[Extracted data entries]
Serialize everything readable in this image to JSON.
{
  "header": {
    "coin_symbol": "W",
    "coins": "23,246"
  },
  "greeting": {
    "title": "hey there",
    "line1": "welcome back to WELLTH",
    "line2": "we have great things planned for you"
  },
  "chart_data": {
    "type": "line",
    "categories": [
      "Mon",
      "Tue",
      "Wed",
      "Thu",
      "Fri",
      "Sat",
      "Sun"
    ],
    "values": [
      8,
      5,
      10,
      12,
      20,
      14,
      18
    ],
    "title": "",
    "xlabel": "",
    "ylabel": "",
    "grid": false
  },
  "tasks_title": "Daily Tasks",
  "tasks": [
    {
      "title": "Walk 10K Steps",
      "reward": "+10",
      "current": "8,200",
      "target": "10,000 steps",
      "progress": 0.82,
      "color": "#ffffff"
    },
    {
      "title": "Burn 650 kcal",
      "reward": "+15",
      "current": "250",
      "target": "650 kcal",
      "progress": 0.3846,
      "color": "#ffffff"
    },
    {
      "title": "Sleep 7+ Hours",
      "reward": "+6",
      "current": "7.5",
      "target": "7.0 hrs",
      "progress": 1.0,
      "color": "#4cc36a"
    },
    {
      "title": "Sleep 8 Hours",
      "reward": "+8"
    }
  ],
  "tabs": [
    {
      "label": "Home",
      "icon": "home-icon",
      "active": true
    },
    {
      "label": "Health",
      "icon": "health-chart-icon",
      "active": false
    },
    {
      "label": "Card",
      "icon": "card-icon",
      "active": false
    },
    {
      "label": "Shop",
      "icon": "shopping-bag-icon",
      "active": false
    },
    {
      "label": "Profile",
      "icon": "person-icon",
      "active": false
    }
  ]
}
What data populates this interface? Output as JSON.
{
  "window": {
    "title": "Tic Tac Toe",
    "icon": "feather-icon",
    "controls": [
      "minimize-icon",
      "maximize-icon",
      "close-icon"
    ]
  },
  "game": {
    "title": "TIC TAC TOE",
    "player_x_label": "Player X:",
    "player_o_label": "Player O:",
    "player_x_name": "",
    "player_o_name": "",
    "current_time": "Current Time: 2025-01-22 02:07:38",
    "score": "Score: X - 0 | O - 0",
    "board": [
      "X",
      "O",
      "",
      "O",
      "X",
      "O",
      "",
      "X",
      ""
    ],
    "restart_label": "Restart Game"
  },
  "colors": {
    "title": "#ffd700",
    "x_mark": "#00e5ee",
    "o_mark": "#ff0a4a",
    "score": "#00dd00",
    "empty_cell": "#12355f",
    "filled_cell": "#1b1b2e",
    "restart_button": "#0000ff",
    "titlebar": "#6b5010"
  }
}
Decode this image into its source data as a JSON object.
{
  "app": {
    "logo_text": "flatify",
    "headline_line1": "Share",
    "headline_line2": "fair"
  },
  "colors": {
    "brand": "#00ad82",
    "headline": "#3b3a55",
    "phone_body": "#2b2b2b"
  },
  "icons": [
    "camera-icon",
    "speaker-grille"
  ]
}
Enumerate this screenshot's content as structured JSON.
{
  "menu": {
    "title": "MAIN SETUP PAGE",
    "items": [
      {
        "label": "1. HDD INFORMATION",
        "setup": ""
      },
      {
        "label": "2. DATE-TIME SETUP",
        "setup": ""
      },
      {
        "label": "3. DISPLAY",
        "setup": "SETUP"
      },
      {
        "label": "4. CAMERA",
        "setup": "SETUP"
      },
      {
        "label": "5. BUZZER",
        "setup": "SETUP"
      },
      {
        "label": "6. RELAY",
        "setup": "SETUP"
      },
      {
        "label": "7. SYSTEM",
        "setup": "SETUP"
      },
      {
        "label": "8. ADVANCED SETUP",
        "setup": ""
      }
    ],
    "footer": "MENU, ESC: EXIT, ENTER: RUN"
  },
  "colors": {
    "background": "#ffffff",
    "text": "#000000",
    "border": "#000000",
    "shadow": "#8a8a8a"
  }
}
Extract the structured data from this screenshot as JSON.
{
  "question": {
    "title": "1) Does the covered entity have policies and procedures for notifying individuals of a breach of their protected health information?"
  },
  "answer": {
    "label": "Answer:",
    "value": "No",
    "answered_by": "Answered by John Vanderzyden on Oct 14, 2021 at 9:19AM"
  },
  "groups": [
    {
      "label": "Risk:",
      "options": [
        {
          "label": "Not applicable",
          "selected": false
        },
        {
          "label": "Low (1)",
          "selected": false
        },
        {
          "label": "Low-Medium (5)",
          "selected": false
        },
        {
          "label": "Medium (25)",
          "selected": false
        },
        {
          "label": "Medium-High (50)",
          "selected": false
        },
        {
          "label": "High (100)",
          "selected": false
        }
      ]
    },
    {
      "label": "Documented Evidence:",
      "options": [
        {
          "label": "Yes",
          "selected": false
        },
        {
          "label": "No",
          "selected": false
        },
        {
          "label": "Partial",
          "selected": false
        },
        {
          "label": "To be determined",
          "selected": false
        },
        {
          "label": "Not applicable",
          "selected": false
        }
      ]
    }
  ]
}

### Problem
Determine how many lines of the listing above include the word "Sleep", and report that number only.

### Reply
2